** Stated exercise **
Make an exact copy of the records, dropping all pictures.

** Record set **
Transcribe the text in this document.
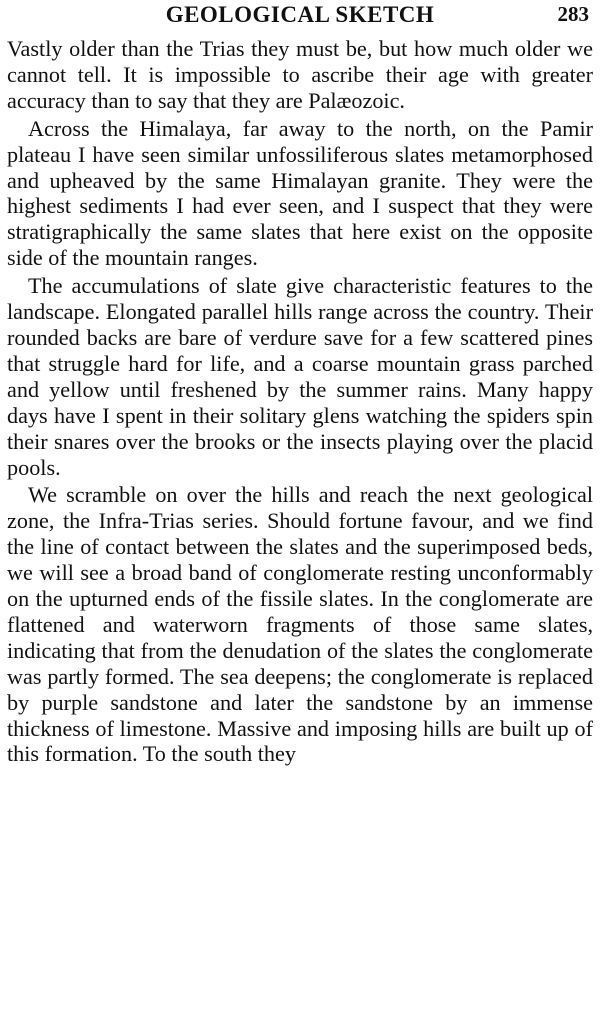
GEOLOGICAL SKETCH	283

Vastly older than the Trias they must be, but how much older we cannot tell. It is impossible to ascribe their age with greater accuracy than to say that they are Palæozoic.

Across the Himalaya, far away to the north, on the Pamir plateau I have seen similar unfossiliferous slates metamorphosed and upheaved by the same Himalayan granite. They were the highest sediments I had ever seen, and I suspect that they were stratigraphically the same slates that here exist on the opposite side of the mountain ranges.

The accumulations of slate give characteristic features to the landscape. Elongated parallel hills range across the country. Their rounded backs are bare of verdure save for a few scattered pines that struggle hard for life, and a coarse mountain grass parched and yellow until freshened by the summer rains. Many happy days have I spent in their solitary glens watching the spiders spin their snares over the brooks or the insects playing over the placid pools.

We scramble on over the hills and reach the next geological zone, the Infra-Trias series. Should fortune favour, and we find the line of contact between the slates and the superimposed beds, we will see a broad band of conglomerate resting unconformably on the upturned ends of the fissile slates. In the conglomerate are flattened and waterworn fragments of those same slates, indicating that from the denudation of the slates the conglomerate was partly formed. The sea deepens; the conglomerate is replaced by purple sandstone and later the sandstone by an immense thickness of limestone. Massive and imposing hills are built up of this formation. To the south they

** Answer in full **
Transcribe the text in this document.
GEOLOGICAL SKETCH	283

Vastly older than the Trias they must be, but how much older we cannot tell. It is impossible to ascribe their age with greater accuracy than to say that they are Palæozoic.

Across the Himalaya, far away to the north, on the Pamir plateau I have seen similar unfossiliferous slates metamorphosed and upheaved by the same Himalayan granite. They were the highest sediments I had ever seen, and I suspect that they were stratigraphically the same slates that here exist on the opposite side of the mountain ranges.

The accumulations of slate give characteristic features to the landscape. Elongated parallel hills range across the country. Their rounded backs are bare of verdure save for a few scattered pines that struggle hard for life, and a coarse mountain grass parched and yellow until freshened by the summer rains. Many happy days have I spent in their solitary glens watching the spiders spin their snares over the brooks or the insects playing over the placid pools.

We scramble on over the hills and reach the next geological zone, the Infra-Trias series. Should fortune favour, and we find the line of contact between the slates and the superimposed beds, we will see a broad band of conglomerate resting unconformably on the upturned ends of the fissile slates. In the conglomerate are flattened and waterworn fragments of those same slates, indicating that from the denudation of the slates the conglomerate was partly formed. The sea deepens; the conglomerate is replaced by purple sandstone and later the sandstone by an immense thickness of limestone. Massive and imposing hills are built up of this formation. To the south they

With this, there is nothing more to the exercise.